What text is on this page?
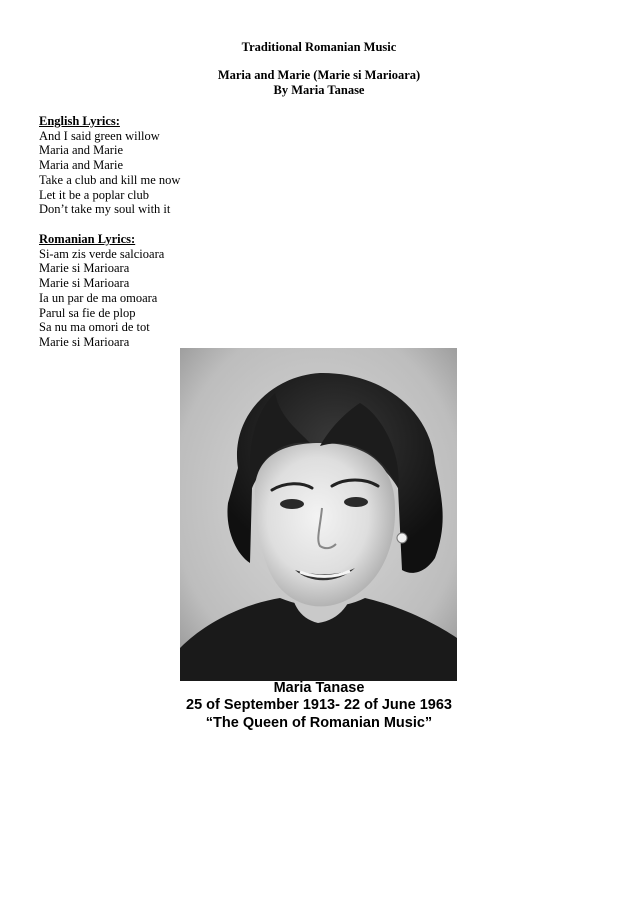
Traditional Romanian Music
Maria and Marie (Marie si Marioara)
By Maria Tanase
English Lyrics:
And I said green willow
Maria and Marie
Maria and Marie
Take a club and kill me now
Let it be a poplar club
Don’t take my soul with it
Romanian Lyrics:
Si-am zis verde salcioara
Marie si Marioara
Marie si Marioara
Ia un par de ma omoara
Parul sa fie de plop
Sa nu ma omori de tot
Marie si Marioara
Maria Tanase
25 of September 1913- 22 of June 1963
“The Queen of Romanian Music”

* * *

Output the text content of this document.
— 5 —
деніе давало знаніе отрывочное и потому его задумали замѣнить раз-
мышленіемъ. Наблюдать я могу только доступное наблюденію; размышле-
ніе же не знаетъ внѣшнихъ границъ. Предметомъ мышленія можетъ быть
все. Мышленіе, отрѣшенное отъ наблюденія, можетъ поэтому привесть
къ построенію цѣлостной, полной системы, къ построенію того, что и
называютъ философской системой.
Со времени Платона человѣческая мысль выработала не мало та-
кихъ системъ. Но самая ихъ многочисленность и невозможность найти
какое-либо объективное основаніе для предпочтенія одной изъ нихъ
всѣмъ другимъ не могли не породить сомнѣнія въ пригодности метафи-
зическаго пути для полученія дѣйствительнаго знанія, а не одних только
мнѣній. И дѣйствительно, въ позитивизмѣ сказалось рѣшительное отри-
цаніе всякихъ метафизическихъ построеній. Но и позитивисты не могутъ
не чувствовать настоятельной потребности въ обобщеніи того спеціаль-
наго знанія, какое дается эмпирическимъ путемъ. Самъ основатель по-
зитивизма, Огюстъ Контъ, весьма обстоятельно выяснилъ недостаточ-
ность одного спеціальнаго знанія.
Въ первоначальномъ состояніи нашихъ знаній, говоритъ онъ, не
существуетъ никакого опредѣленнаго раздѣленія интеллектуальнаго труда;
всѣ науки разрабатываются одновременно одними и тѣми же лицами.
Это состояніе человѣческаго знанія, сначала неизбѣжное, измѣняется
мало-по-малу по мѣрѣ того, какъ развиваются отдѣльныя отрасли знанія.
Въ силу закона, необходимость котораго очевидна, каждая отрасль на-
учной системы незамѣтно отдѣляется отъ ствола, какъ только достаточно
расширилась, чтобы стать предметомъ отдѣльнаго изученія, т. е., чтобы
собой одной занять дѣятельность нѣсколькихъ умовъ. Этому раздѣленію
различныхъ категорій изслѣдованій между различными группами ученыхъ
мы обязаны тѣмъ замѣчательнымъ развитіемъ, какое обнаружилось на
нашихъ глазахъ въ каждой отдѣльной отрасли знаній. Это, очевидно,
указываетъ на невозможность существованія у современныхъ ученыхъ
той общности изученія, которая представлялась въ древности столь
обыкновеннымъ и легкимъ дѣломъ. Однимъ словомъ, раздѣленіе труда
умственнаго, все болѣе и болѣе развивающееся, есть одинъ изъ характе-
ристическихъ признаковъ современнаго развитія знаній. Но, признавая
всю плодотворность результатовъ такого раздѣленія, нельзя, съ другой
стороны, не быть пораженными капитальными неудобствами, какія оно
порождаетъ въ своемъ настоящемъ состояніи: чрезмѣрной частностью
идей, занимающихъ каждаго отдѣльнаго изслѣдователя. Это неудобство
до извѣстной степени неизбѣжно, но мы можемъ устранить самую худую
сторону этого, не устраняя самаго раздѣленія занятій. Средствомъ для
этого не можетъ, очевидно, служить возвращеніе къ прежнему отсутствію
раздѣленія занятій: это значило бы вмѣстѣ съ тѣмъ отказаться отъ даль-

---

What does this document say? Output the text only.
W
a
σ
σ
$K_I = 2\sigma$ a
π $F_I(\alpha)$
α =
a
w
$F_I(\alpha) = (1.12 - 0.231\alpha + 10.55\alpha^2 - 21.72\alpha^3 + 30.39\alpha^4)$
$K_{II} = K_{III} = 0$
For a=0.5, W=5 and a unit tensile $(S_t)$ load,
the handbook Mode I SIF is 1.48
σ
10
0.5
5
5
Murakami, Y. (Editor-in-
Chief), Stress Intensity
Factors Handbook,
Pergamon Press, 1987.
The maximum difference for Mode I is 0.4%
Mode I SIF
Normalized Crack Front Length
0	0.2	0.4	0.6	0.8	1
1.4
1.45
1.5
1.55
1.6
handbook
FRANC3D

* _Given instruction_:
From the data above, copy each line where the string "ученыхъ" appears.

* _Solution for this problem_:
различныхъ категорій изслѣдованій между различными группами ученыхъ
указываетъ на невозможность существованія у современныхъ ученыхъ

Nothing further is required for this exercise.